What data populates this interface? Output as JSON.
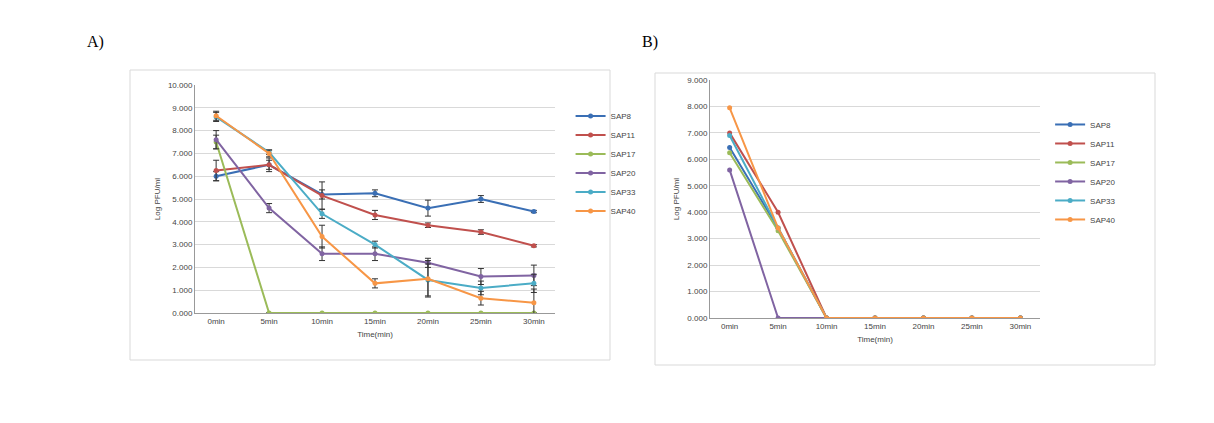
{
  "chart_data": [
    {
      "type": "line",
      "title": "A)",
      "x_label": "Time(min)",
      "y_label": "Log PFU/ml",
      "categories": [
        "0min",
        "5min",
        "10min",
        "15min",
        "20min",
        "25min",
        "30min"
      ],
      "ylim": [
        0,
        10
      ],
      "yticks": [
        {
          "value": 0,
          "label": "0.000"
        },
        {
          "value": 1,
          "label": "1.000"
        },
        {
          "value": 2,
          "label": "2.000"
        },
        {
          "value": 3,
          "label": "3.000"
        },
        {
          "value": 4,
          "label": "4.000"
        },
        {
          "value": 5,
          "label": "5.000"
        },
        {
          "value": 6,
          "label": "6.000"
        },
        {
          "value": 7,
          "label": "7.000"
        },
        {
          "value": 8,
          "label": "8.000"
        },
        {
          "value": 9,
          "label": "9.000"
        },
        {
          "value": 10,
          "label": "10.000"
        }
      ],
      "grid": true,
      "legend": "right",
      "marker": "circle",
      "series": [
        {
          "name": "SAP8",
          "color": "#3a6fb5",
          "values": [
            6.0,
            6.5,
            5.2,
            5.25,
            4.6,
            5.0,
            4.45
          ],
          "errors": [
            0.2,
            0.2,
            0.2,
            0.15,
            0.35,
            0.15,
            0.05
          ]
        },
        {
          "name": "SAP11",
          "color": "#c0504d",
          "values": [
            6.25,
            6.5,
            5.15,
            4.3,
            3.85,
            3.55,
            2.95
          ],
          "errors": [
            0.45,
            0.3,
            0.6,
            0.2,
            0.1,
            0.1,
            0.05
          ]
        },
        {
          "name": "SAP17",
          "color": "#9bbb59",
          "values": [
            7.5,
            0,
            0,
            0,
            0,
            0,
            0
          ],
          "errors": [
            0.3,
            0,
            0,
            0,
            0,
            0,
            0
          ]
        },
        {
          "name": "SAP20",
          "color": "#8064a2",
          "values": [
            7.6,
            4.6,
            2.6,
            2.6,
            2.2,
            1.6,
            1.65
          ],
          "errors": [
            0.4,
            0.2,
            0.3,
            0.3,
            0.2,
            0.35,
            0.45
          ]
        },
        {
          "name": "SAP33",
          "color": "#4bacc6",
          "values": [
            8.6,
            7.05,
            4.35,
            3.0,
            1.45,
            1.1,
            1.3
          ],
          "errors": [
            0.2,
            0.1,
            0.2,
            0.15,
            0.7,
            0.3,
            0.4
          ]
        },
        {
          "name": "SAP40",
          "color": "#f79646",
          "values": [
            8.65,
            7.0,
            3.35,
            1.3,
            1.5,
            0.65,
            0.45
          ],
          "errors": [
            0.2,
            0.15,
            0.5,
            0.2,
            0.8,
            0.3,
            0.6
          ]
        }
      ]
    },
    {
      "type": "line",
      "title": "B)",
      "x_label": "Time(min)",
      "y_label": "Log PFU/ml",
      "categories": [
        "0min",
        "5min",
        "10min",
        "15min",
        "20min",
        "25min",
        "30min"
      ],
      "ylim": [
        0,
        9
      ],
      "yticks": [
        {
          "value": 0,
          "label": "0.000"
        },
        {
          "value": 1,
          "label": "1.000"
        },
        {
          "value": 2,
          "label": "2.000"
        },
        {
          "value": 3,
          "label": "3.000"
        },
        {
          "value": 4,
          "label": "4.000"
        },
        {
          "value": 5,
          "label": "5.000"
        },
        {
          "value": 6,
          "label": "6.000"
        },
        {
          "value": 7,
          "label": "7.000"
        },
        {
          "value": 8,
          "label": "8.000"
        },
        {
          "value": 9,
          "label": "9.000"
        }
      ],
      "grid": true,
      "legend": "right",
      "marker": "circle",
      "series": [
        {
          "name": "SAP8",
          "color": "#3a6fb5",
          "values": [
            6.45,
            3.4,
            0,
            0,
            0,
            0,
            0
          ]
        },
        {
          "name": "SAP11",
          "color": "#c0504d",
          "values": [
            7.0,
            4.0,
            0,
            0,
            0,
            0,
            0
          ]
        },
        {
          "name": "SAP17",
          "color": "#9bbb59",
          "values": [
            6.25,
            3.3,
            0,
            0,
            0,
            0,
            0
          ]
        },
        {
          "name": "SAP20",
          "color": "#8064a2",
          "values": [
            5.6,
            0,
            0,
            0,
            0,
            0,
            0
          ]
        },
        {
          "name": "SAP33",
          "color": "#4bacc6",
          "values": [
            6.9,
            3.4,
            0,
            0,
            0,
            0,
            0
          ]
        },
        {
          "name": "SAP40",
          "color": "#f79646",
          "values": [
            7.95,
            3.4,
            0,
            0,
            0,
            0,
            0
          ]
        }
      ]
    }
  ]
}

* * *

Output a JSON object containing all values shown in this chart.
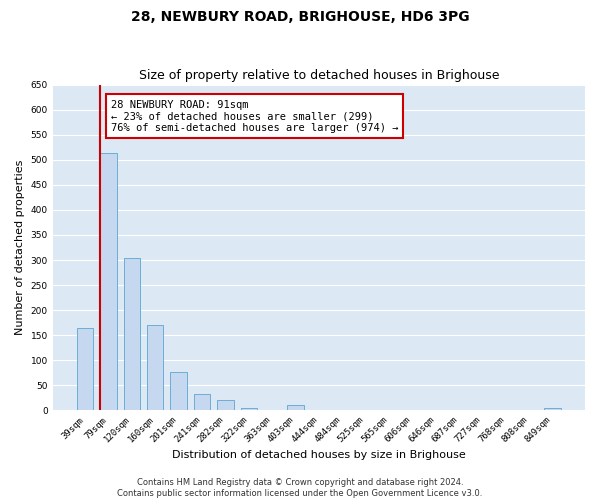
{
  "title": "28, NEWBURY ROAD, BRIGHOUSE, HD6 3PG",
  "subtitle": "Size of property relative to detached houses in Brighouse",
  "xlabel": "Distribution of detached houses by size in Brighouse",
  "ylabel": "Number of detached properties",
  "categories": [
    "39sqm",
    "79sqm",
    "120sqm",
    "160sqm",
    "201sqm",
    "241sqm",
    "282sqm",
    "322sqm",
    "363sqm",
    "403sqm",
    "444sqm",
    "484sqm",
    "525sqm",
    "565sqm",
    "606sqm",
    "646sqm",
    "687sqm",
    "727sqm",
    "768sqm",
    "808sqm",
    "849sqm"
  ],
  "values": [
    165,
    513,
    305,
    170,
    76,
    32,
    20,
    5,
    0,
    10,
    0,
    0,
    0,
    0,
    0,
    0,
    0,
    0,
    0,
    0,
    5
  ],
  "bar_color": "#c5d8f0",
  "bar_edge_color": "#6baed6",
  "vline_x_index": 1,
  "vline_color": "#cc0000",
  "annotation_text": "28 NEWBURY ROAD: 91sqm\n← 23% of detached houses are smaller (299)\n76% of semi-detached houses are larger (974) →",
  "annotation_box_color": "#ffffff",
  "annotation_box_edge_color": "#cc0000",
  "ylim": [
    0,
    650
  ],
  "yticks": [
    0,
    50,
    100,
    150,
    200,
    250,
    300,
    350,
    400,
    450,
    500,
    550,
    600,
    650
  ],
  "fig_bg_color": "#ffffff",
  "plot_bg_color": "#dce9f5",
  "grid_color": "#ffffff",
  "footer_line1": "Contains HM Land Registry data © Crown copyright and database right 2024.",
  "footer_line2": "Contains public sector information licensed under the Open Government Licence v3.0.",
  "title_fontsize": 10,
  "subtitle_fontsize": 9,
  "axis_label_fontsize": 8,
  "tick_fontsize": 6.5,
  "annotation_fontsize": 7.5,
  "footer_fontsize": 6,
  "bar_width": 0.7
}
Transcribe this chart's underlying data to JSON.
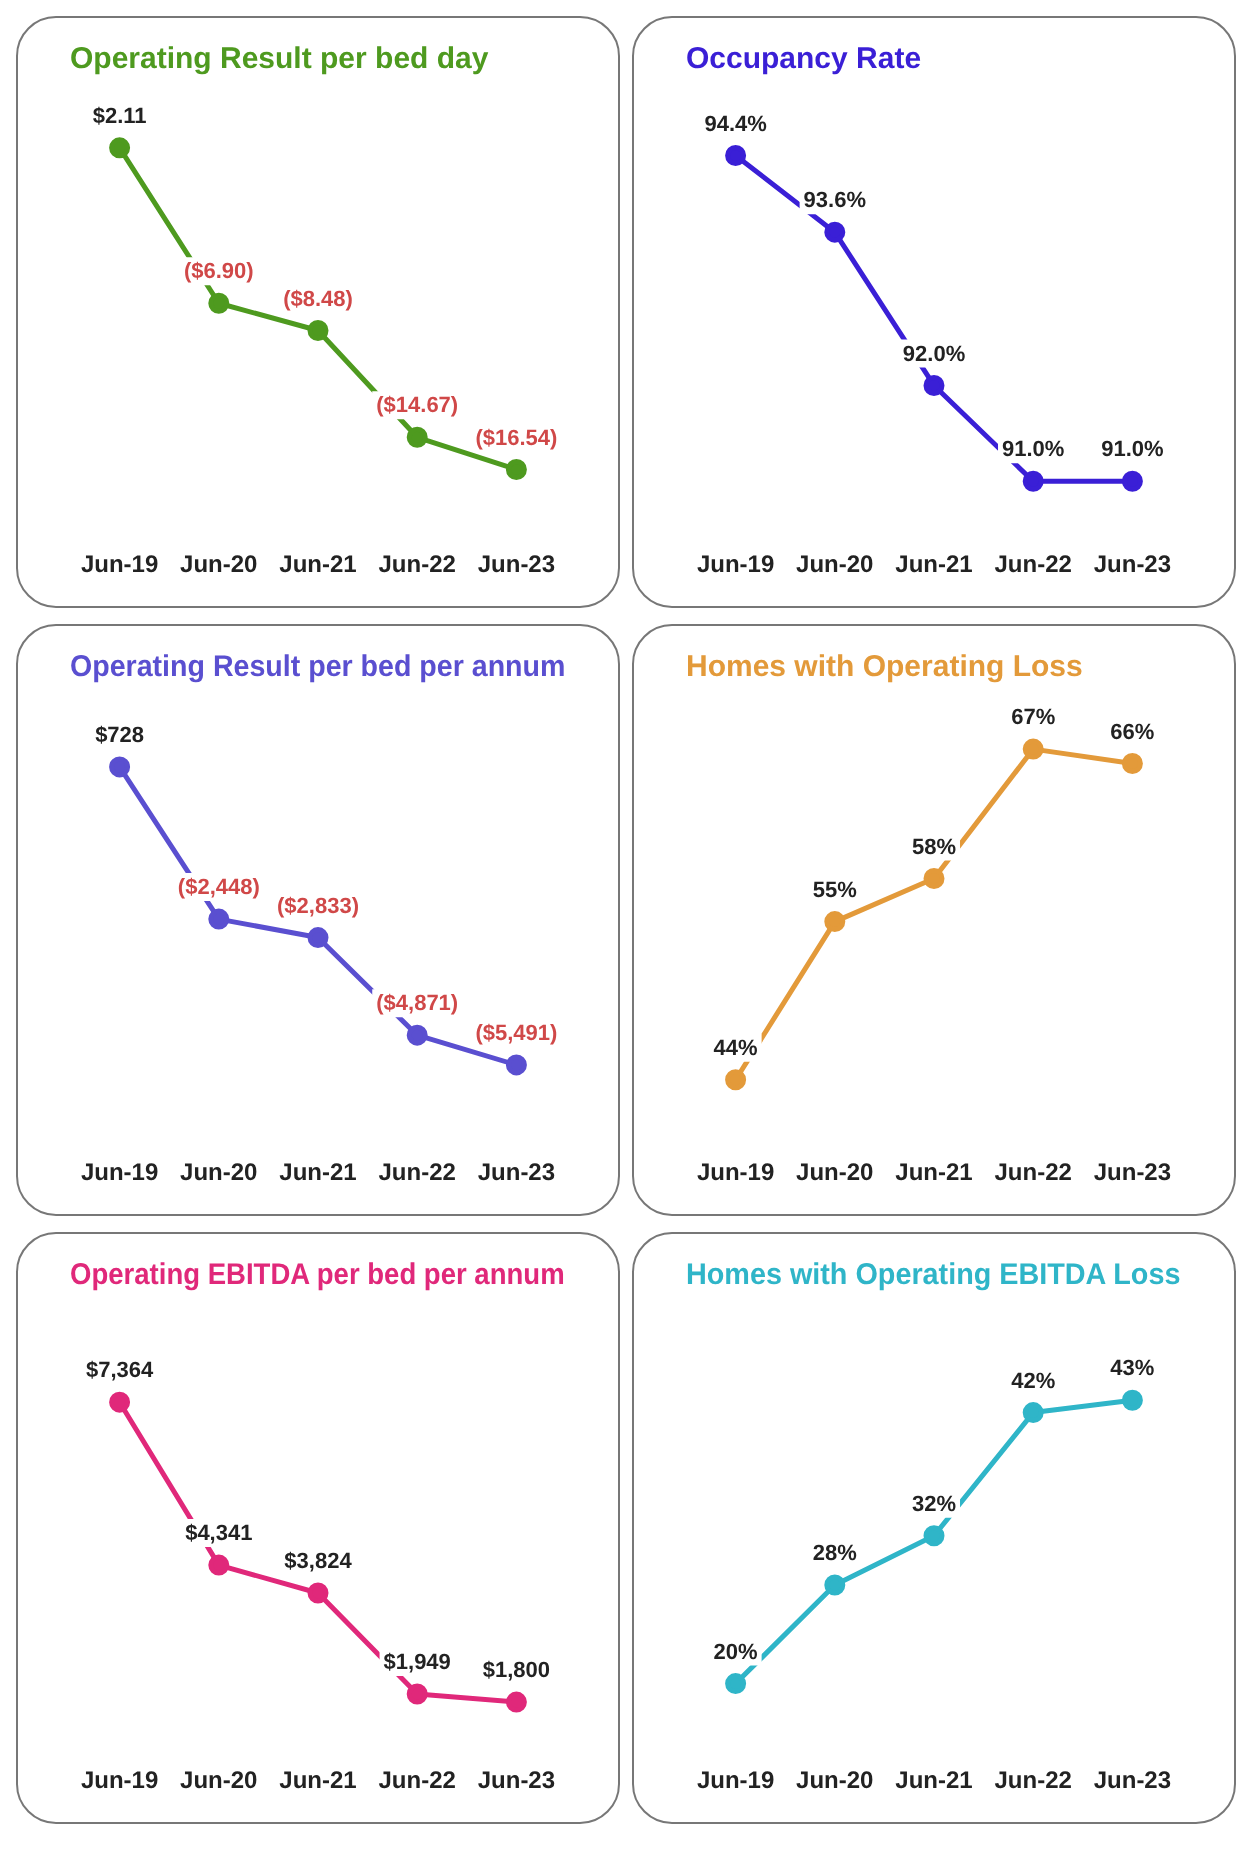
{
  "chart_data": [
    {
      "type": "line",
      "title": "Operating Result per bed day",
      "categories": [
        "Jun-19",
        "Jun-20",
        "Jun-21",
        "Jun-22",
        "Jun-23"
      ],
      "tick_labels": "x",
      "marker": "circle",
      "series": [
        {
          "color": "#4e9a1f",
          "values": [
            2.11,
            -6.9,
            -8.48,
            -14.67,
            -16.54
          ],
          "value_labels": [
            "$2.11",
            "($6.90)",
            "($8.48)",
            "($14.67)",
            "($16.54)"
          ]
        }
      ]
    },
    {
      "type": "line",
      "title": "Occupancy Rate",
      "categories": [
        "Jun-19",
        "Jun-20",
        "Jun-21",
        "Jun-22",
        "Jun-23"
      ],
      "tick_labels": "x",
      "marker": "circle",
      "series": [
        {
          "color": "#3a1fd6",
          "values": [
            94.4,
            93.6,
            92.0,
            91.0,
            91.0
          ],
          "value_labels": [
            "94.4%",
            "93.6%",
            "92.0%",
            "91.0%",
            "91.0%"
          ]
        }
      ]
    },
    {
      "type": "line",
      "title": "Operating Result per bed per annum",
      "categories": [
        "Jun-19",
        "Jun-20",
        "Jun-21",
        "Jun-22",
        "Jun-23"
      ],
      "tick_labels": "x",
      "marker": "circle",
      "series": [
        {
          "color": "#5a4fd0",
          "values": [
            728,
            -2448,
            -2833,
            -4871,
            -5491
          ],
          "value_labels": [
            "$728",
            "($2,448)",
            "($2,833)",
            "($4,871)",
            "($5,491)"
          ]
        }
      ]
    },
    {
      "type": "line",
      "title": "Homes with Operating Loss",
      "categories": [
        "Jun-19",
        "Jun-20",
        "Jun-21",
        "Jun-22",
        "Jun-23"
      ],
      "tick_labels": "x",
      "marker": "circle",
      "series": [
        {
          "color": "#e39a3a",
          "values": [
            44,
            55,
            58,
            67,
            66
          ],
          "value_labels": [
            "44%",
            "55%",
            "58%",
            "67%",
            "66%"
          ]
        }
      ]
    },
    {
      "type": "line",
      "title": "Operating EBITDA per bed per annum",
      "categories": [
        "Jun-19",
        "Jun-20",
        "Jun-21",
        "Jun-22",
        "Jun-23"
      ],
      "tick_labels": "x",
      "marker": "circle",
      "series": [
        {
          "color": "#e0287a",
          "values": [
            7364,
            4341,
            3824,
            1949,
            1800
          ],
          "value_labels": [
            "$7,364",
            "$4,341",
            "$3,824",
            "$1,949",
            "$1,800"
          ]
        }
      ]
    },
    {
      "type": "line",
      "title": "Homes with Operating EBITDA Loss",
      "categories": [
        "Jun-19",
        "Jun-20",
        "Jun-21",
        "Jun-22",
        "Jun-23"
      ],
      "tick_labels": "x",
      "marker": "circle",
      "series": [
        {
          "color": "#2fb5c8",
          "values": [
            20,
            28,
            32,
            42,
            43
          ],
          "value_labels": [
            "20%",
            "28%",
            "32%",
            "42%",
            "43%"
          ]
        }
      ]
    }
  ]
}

STATED TASK: Find and copy each line above that includes the string "with".

TASK SOLUTION:
      "title": "Homes with Operating Loss",
      "title": "Homes with Operating EBITDA Loss",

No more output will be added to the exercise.